Exercise prompt:
Say how many lines include "nazariyasi", with no words around the number.

------ Provided information ------

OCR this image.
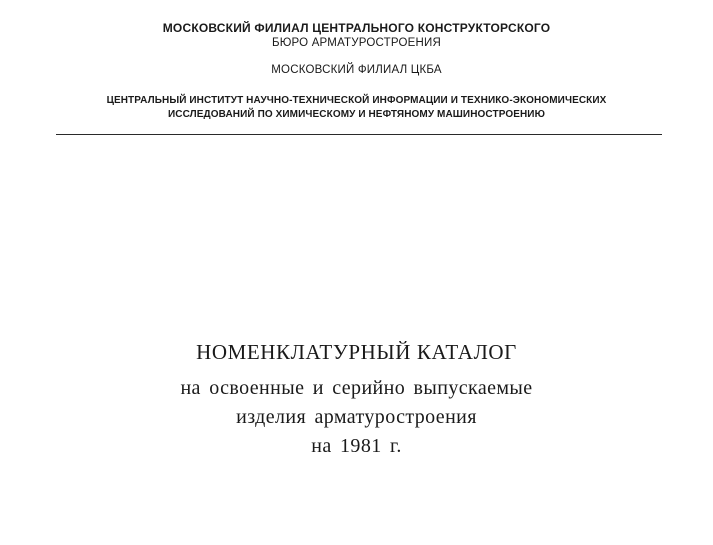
МОСКОВСКИЙ ФИЛИАЛ ЦЕНТРАЛЬНОГО КОНСТРУКТОРСКОГО

БЮРО АРМАТУРОСТРОЕНИЯ

МОСКОВСКИЙ ФИЛИАЛ ЦКБА

ЦЕНТРАЛЬНЫЙ ИНСТИТУТ НАУЧНО-ТЕХНИЧЕСКОЙ ИНФОРМАЦИИ И ТЕХНИКО-ЭКОНОМИЧЕСКИХ

ИССЛЕДОВАНИЙ ПО ХИМИЧЕСКОМУ И НЕФТЯНОМУ МАШИНОСТРОЕНИЮ

НОМЕНКЛАТУРНЫЙ КАТАЛОГ

на освоенные и серийно выпускаемые

изделия арматуростроения

на 1981 г.
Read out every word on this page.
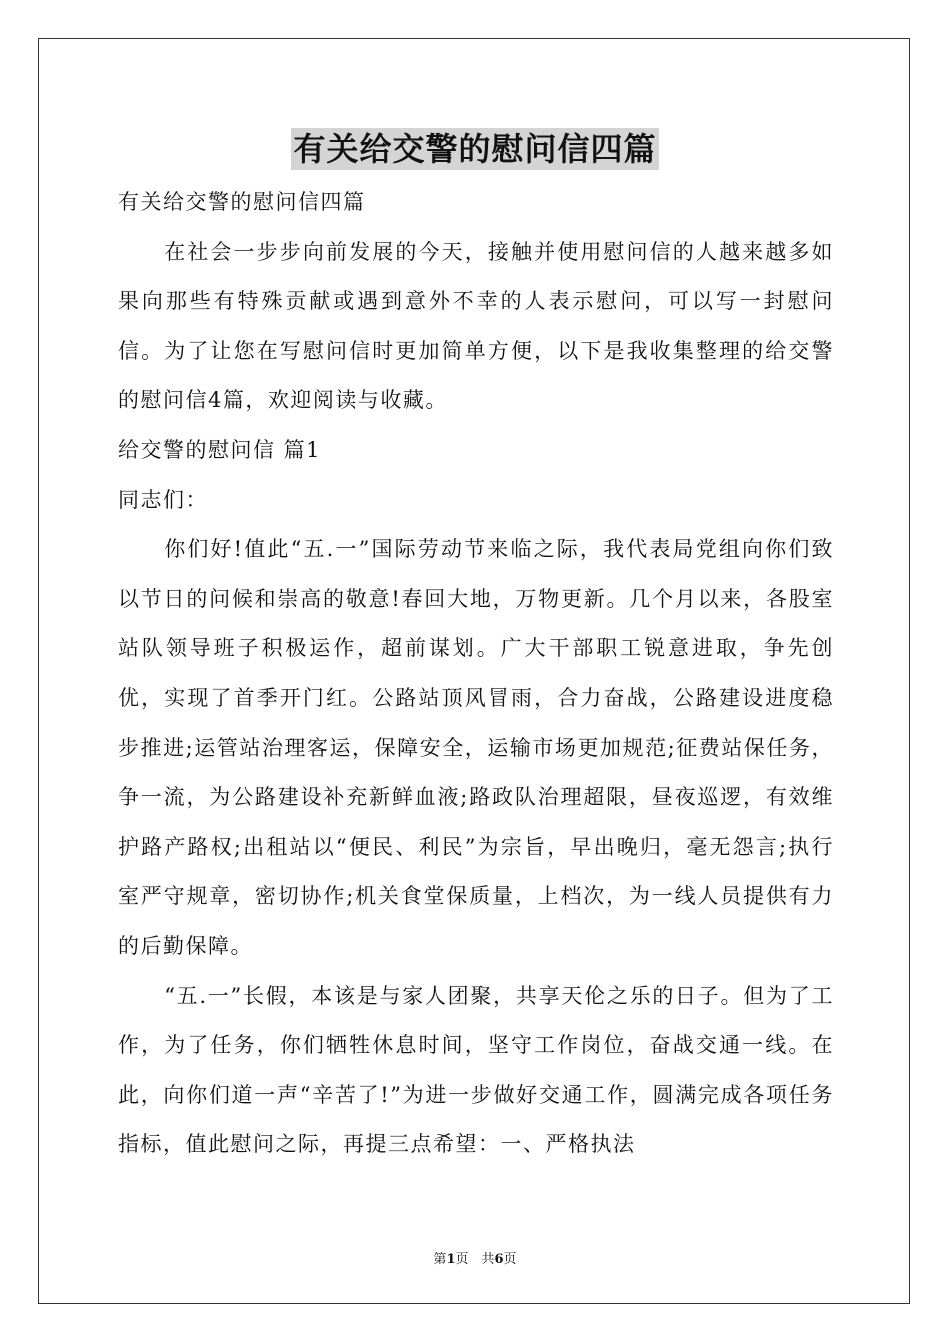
有关给交警的慰问信四篇

有关给交警的慰问信四篇

在社会一步步向前发展的今天，接触并使用慰问信的人越来越多如果向那些有特殊贡献或遇到意外不幸的人表示慰问，可以写一封慰问信。为了让您在写慰问信时更加简单方便，以下是我收集整理的给交警的慰问信4篇，欢迎阅读与收藏。

给交警的慰问信 篇1

同志们：

你们好!值此“五.一”国际劳动节来临之际，我代表局党组向你们致以节日的问候和崇高的敬意!春回大地，万物更新。几个月以来，各股室站队领导班子积极运作，超前谋划。广大干部职工锐意进取，争先创优，实现了首季开门红。公路站顶风冒雨，合力奋战，公路建设进度稳步推进;运管站治理客运，保障安全，运输市场更加规范;征费站保任务，争一流，为公路建设补充新鲜血液;路政队治理超限，昼夜巡逻，有效维护路产路权;出租站以“便民、利民”为宗旨，早出晚归，毫无怨言;执行室严守规章，密切协作;机关食堂保质量，上档次，为一线人员提供有力的后勤保障。

“五.一”长假，本该是与家人团聚，共享天伦之乐的日子。但为了工作，为了任务，你们牺牲休息时间，坚守工作岗位，奋战交通一线。在此，向你们道一声“辛苦了!”为进一步做好交通工作，圆满完成各项任务指标，值此慰问之际，再提三点希望：一、严格执法

第1页　共6页
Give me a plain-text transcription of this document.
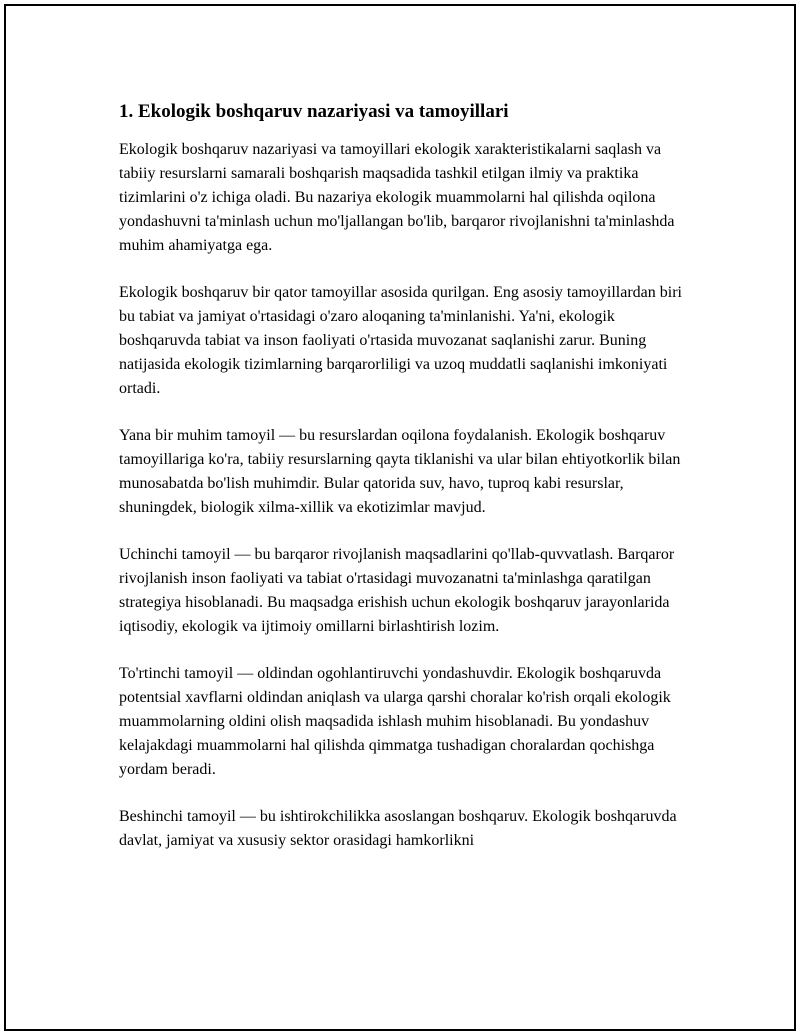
1. Ekologik boshqaruv nazariyasi va tamoyillari

Ekologik boshqaruv nazariyasi va tamoyillari ekologik xarakteristikalarni saqlash va tabiiy resurslarni samarali boshqarish maqsadida tashkil etilgan ilmiy va praktika tizimlarini o'z ichiga oladi. Bu nazariya ekologik muammolarni hal qilishda oqilona yondashuvni ta'minlash uchun mo'ljallangan bo'lib, barqaror rivojlanishni ta'minlashda muhim ahamiyatga ega.

Ekologik boshqaruv bir qator tamoyillar asosida qurilgan. Eng asosiy tamoyillardan biri bu tabiat va jamiyat o'rtasidagi o'zaro aloqaning ta'minlanishi. Ya'ni, ekologik boshqaruvda tabiat va inson faoliyati o'rtasida muvozanat saqlanishi zarur. Buning natijasida ekologik tizimlarning barqarorliligi va uzoq muddatli saqlanishi imkoniyati ortadi.

Yana bir muhim tamoyil — bu resurslardan oqilona foydalanish. Ekologik boshqaruv tamoyillariga ko'ra, tabiiy resurslarning qayta tiklanishi va ular bilan ehtiyotkorlik bilan munosabatda bo'lish muhimdir. Bular qatorida suv, havo, tuproq kabi resurslar, shuningdek, biologik xilma-xillik va ekotizimlar mavjud.

Uchinchi tamoyil — bu barqaror rivojlanish maqsadlarini qo'llab-quvvatlash. Barqaror rivojlanish inson faoliyati va tabiat o'rtasidagi muvozanatni ta'minlashga qaratilgan strategiya hisoblanadi. Bu maqsadga erishish uchun ekologik boshqaruv jarayonlarida iqtisodiy, ekologik va ijtimoiy omillarni birlashtirish lozim.

To'rtinchi tamoyil — oldindan ogohlantiruvchi yondashuvdir. Ekologik boshqaruvda potentsial xavflarni oldindan aniqlash va ularga qarshi choralar ko'rish orqali ekologik muammolarning oldini olish maqsadida ishlash muhim hisoblanadi. Bu yondashuv kelajakdagi muammolarni hal qilishda qimmatga tushadigan choralardan qochishga yordam beradi.

Beshinchi tamoyil — bu ishtirokchilikka asoslangan boshqaruv. Ekologik boshqaruvda davlat, jamiyat va xususiy sektor orasidagi hamkorlikni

------

The completed task:
2